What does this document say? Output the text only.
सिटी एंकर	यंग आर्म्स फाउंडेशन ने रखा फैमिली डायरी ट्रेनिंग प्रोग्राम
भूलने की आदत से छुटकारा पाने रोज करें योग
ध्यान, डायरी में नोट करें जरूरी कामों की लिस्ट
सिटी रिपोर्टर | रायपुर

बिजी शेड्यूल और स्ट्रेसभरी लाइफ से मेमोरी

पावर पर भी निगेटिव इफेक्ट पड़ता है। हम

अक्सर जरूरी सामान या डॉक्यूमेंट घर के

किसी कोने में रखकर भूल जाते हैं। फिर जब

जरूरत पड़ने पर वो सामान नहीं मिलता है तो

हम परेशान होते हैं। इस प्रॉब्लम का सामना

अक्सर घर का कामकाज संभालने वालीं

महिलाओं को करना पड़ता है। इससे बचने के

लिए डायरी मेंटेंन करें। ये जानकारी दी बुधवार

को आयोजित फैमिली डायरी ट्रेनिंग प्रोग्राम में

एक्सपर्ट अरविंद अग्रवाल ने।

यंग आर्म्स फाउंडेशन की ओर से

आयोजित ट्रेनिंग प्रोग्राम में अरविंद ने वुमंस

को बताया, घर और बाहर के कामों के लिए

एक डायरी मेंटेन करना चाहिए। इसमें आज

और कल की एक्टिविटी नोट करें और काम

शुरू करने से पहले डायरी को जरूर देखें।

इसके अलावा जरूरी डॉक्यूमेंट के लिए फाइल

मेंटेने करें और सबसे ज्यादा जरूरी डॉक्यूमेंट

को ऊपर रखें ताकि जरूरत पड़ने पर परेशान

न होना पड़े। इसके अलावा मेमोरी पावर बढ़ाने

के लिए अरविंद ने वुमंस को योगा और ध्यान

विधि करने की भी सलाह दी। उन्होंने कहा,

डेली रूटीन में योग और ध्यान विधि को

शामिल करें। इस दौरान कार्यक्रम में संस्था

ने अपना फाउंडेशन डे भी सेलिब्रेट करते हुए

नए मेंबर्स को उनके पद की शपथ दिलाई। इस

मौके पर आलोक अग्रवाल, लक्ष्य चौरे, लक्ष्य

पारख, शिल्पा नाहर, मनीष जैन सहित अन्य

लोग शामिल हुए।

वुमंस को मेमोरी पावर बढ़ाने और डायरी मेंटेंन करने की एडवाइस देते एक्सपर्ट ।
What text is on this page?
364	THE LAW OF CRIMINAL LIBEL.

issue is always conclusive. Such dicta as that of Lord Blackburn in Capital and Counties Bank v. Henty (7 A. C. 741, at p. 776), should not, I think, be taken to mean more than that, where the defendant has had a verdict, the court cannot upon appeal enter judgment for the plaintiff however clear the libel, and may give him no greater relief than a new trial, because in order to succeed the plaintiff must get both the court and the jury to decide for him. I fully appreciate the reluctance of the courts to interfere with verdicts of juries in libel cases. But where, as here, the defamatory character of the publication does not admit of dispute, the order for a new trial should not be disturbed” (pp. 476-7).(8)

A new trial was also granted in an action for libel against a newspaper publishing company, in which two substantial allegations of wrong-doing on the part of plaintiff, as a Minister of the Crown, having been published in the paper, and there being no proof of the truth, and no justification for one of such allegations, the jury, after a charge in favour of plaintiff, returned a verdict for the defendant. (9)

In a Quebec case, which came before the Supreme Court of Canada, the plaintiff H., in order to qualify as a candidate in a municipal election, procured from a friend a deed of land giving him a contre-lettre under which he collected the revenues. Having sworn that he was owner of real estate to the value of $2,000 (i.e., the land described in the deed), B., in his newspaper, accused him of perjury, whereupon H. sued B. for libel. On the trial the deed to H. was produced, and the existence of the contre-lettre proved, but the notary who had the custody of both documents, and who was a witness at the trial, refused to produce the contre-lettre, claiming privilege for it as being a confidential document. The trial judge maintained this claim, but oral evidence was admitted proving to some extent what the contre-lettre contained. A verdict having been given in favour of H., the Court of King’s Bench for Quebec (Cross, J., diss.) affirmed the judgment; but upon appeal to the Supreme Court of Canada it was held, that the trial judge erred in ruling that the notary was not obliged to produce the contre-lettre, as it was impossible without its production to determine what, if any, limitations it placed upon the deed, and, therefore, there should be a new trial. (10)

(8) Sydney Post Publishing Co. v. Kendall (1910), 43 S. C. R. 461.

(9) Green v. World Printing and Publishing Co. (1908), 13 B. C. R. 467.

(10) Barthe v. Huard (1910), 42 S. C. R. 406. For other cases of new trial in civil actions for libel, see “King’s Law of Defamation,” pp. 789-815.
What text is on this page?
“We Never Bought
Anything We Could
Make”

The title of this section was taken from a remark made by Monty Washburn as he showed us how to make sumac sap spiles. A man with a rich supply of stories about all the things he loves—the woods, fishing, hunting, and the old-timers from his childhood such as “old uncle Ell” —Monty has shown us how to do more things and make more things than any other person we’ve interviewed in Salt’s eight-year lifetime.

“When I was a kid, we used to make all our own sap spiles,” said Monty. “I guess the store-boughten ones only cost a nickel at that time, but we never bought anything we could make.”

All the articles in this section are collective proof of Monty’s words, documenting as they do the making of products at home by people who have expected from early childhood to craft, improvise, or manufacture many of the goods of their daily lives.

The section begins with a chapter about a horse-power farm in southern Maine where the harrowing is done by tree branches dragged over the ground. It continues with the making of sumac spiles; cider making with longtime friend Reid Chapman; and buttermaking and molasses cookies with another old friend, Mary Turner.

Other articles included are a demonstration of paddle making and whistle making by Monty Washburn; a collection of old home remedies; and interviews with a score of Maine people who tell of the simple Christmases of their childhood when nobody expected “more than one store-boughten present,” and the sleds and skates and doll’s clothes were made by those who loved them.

----

* SHORT TASK
Exactly as shown above, return every record.

* SOLUTION TO THIS PROBLEM
What does this document say? Output the text only.
सिटी एंकर	यंग आर्म्स फाउंडेशन ने रखा फैमिली डायरी ट्रेनिंग प्रोग्राम
भूलने की आदत से छुटकारा पाने रोज करें योग
ध्यान, डायरी में नोट करें जरूरी कामों की लिस्ट
सिटी रिपोर्टर | रायपुर

बिजी शेड्यूल और स्ट्रेसभरी लाइफ से मेमोरी

पावर पर भी निगेटिव इफेक्ट पड़ता है। हम

अक्सर जरूरी सामान या डॉक्यूमेंट घर के

किसी कोने में रखकर भूल जाते हैं। फिर जब

जरूरत पड़ने पर वो सामान नहीं मिलता है तो

हम परेशान होते हैं। इस प्रॉब्लम का सामना

अक्सर घर का कामकाज संभालने वालीं

महिलाओं को करना पड़ता है। इससे बचने के

लिए डायरी मेंटेंन करें। ये जानकारी दी बुधवार

को आयोजित फैमिली डायरी ट्रेनिंग प्रोग्राम में

एक्सपर्ट अरविंद अग्रवाल ने।

यंग आर्म्स फाउंडेशन की ओर से

आयोजित ट्रेनिंग प्रोग्राम में अरविंद ने वुमंस

को बताया, घर और बाहर के कामों के लिए

एक डायरी मेंटेन करना चाहिए। इसमें आज

और कल की एक्टिविटी नोट करें और काम

शुरू करने से पहले डायरी को जरूर देखें।

इसके अलावा जरूरी डॉक्यूमेंट के लिए फाइल

मेंटेने करें और सबसे ज्यादा जरूरी डॉक्यूमेंट

को ऊपर रखें ताकि जरूरत पड़ने पर परेशान

न होना पड़े। इसके अलावा मेमोरी पावर बढ़ाने

के लिए अरविंद ने वुमंस को योगा और ध्यान

विधि करने की भी सलाह दी। उन्होंने कहा,

डेली रूटीन में योग और ध्यान विधि को

शामिल करें। इस दौरान कार्यक्रम में संस्था

ने अपना फाउंडेशन डे भी सेलिब्रेट करते हुए

नए मेंबर्स को उनके पद की शपथ दिलाई। इस

मौके पर आलोक अग्रवाल, लक्ष्य चौरे, लक्ष्य

पारख, शिल्पा नाहर, मनीष जैन सहित अन्य

लोग शामिल हुए।

वुमंस को मेमोरी पावर बढ़ाने और डायरी मेंटेंन करने की एडवाइस देते एक्सपर्ट ।
What text is on this page?
364	THE LAW OF CRIMINAL LIBEL.

issue is always conclusive. Such dicta as that of Lord Blackburn in Capital and Counties Bank v. Henty (7 A. C. 741, at p. 776), should not, I think, be taken to mean more than that, where the defendant has had a verdict, the court cannot upon appeal enter judgment for the plaintiff however clear the libel, and may give him no greater relief than a new trial, because in order to succeed the plaintiff must get both the court and the jury to decide for him. I fully appreciate the reluctance of the courts to interfere with verdicts of juries in libel cases. But where, as here, the defamatory character of the publication does not admit of dispute, the order for a new trial should not be disturbed” (pp. 476-7).(8)

A new trial was also granted in an action for libel against a newspaper publishing company, in which two substantial allegations of wrong-doing on the part of plaintiff, as a Minister of the Crown, having been published in the paper, and there being no proof of the truth, and no justification for one of such allegations, the jury, after a charge in favour of plaintiff, returned a verdict for the defendant. (9)

In a Quebec case, which came before the Supreme Court of Canada, the plaintiff H., in order to qualify as a candidate in a municipal election, procured from a friend a deed of land giving him a contre-lettre under which he collected the revenues. Having sworn that he was owner of real estate to the value of $2,000 (i.e., the land described in the deed), B., in his newspaper, accused him of perjury, whereupon H. sued B. for libel. On the trial the deed to H. was produced, and the existence of the contre-lettre proved, but the notary who had the custody of both documents, and who was a witness at the trial, refused to produce the contre-lettre, claiming privilege for it as being a confidential document. The trial judge maintained this claim, but oral evidence was admitted proving to some extent what the contre-lettre contained. A verdict having been given in favour of H., the Court of King’s Bench for Quebec (Cross, J., diss.) affirmed the judgment; but upon appeal to the Supreme Court of Canada it was held, that the trial judge erred in ruling that the notary was not obliged to produce the contre-lettre, as it was impossible without its production to determine what, if any, limitations it placed upon the deed, and, therefore, there should be a new trial. (10)

(8) Sydney Post Publishing Co. v. Kendall (1910), 43 S. C. R. 461.

(9) Green v. World Printing and Publishing Co. (1908), 13 B. C. R. 467.

(10) Barthe v. Huard (1910), 42 S. C. R. 406. For other cases of new trial in civil actions for libel, see “King’s Law of Defamation,” pp. 789-815.
What text is on this page?
“We Never Bought
Anything We Could
Make”

The title of this section was taken from a remark made by Monty Washburn as he showed us how to make sumac sap spiles. A man with a rich supply of stories about all the things he loves—the woods, fishing, hunting, and the old-timers from his childhood such as “old uncle Ell” —Monty has shown us how to do more things and make more things than any other person we’ve interviewed in Salt’s eight-year lifetime.

“When I was a kid, we used to make all our own sap spiles,” said Monty. “I guess the store-boughten ones only cost a nickel at that time, but we never bought anything we could make.”

All the articles in this section are collective proof of Monty’s words, documenting as they do the making of products at home by people who have expected from early childhood to craft, improvise, or manufacture many of the goods of their daily lives.

The section begins with a chapter about a horse-power farm in southern Maine where the harrowing is done by tree branches dragged over the ground. It continues with the making of sumac spiles; cider making with longtime friend Reid Chapman; and buttermaking and molasses cookies with another old friend, Mary Turner.

Other articles included are a demonstration of paddle making and whistle making by Monty Washburn; a collection of old home remedies; and interviews with a score of Maine people who tell of the simple Christmases of their childhood when nobody expected “more than one store-boughten present,” and the sleds and skates and doll’s clothes were made by those who loved them.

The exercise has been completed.